TO DO: Extend the Advent sermon on letting go of shame, picking up after its last sentence.

EXTRACT TO READ:
* * * * * * * * *

Ghosts of Christmas Past - Week Two



This is the third Sunday of Advent--the third Sunday of a season of expectation and waiting, as we look forward to the coming of the Messiah, and to new beginnings.

But for a lot of people this time of year brings a lot of things that they have been struggling with into sharp focus.

We all struggle with the Ghosts of Christmas Past in our own way.  And it's this time of year when we often begin to think more deeply about the things that have happened to us, the pain that we've felt, the losses we've endured.

These ghosts always seem to find their way to us when we're at our most vulnerable, or when we are filled with memories and feelings... when we are anticipating the end of a year and the beginning of something new.

That's the focus of this sermon series.  We will be learning to let go of the things that are keeping us from being the people we were meant to be... letting go of what was in order to embrace something new.

Today we'll be learning together what it means to let go of shame to embrace affirmation.

In our house when our little dog does something wrong--which is almost never by the way---we might use the word "shame" to express our displeasure.

On those rare occasions we'll tell him  "Shaaaaaammmeee!!"  and he hits the floor in sorrow and misery.

But why that word?  What is it about shame that brings us to our knees, that makes us hit the floor so to speak?  What is it about shame that makes it haunt us so?

Shame is the one of the most debilitating, painful emotions that we can feel.  Because it lives inside of us--deep inside of us in secret places that rarely, if ever, see the light of day. 

And most of the time the shame that we feel about the things we've done, or the things that have been done to us begins with the way we interpret the feelings or intentions of other people.

* * * * * * * * *

EXCERPTED DATA:
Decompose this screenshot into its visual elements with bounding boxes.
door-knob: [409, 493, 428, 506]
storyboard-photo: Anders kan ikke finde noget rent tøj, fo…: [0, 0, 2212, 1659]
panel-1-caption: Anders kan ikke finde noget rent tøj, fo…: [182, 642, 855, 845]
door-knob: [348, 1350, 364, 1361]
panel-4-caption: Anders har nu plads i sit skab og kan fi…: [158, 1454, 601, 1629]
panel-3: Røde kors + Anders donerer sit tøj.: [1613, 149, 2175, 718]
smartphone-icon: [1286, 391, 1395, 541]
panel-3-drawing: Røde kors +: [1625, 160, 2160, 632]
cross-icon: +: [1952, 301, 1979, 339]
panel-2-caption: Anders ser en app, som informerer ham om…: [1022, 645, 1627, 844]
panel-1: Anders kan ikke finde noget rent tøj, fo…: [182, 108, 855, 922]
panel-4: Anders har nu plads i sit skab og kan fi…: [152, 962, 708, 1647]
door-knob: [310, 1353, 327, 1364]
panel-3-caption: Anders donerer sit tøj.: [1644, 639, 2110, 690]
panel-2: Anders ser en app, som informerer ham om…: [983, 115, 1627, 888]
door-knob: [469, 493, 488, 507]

* * * * * * * * *

TASK ANSWER:
We take what others say or do---whether they intend it or not, and we internalize it, making it all about us.  Here's a good example of this in my own life.

The other day I was at a band concert, and had to wait through two other bands to get to the one my kid was playing in. I was looking on my phone a lot as I sat there--reading emails, catching up on football scores, texting people. 

The lights were not out in the auditorium, I was sunk down low in my seat.  But for some reason, my phone offended this lady who was sitting behind me---not directly behind me, mind you... but behind me.

She tapped me on the shoulder and said, "Excuse me, your phone is distracting!" in a judgmental, not even trying to really do a stage whisper. 

I was embarrassed, and mumbled something to her.  I looked around me and everyone in my row was on their phone.  Then I got mad.  Then I decided to move.  And then I felt mad that I moved. 

In one quick moment I was filled with shame that went straight to a place where I  believe all kinds of negative things about myself.  It wasn't this woman who caused all that. 

When it comes to shame it's the self talk that gets you, isn't it? 

I'm going to share something a little personal, but I have a hunch that there's quite a lot of us in here who will identify with what I'm about to say. 

There's this phrase that runs in my head sometimes--a way I talk about myself to myself.  It goes something like this:  "You always do that." 

Maybe you have your own phrase.  Like, "That's just like you!" or "Story of my life!"  or "I'm such an idiot!" 

So what happens to us when we internalize the things that happen to us, the moments when we feel shamed?  It moves from merely being a behavior to an identity. 

It's not just about what you did, or what happened... it becomes "This is who I am."  Or we say things like "I'm bad..."  "I deserve this..."  You begin to believe the things that you say about yourself, the things that you've internalized, and made all about you. 

And then--we begin to hurt others. 

Because that's what happens, doesn't it?  Hurting people, hurt people.  When you internalize your shame, and begin to live with all of that stuff deep inside of you, it makes it far more likely that a person will lash out verbally, emotionally and even sometimes physically toward others. 

The people in your life who walk around like an emotional terrorist... most likely they are filled with shame, sometimes at a level they don't even fully understand.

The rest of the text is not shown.